What follows is a set of entries. Repeat them exactly, but not their pictures.

───

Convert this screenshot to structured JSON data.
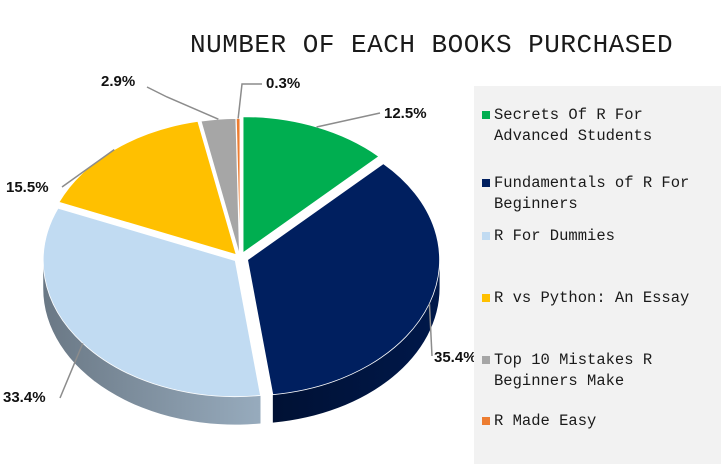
{
  "chart_data": {
    "type": "pie",
    "title": "NUMBER OF EACH BOOKS PURCHASED",
    "categories": [
      "Secrets Of R For Advanced Students",
      "Fundamentals of R For Beginners",
      "R For Dummies",
      "R vs Python: An Essay",
      "Top 10 Mistakes R Beginners Make",
      "R Made Easy"
    ],
    "values": [
      12.5,
      35.4,
      33.4,
      15.5,
      2.9,
      0.3
    ],
    "labels": [
      "12.5%",
      "35.4%",
      "33.4%",
      "15.5%",
      "2.9%",
      "0.3%"
    ],
    "colors": [
      "#00ae50",
      "#001f5f",
      "#c1dbf2",
      "#ffc000",
      "#a6a6a6",
      "#ed7d31"
    ],
    "legend_position": "right",
    "style": "3d-exploded"
  }
}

───

TASK OUTPUT
Convert this screenshot to structured JSON data.
{
  "chart_data": {
    "type": "pie",
    "title": "NUMBER OF EACH BOOKS PURCHASED",
    "categories": [
      "Secrets Of R For Advanced Students",
      "Fundamentals of R For Beginners",
      "R For Dummies",
      "R vs Python: An Essay",
      "Top 10 Mistakes R Beginners Make",
      "R Made Easy"
    ],
    "values": [
      12.5,
      35.4,
      33.4,
      15.5,
      2.9,
      0.3
    ],
    "labels": [
      "12.5%",
      "35.4%",
      "33.4%",
      "15.5%",
      "2.9%",
      "0.3%"
    ],
    "colors": [
      "#00ae50",
      "#001f5f",
      "#c1dbf2",
      "#ffc000",
      "#a6a6a6",
      "#ed7d31"
    ],
    "legend_position": "right",
    "style": "3d-exploded"
  }
}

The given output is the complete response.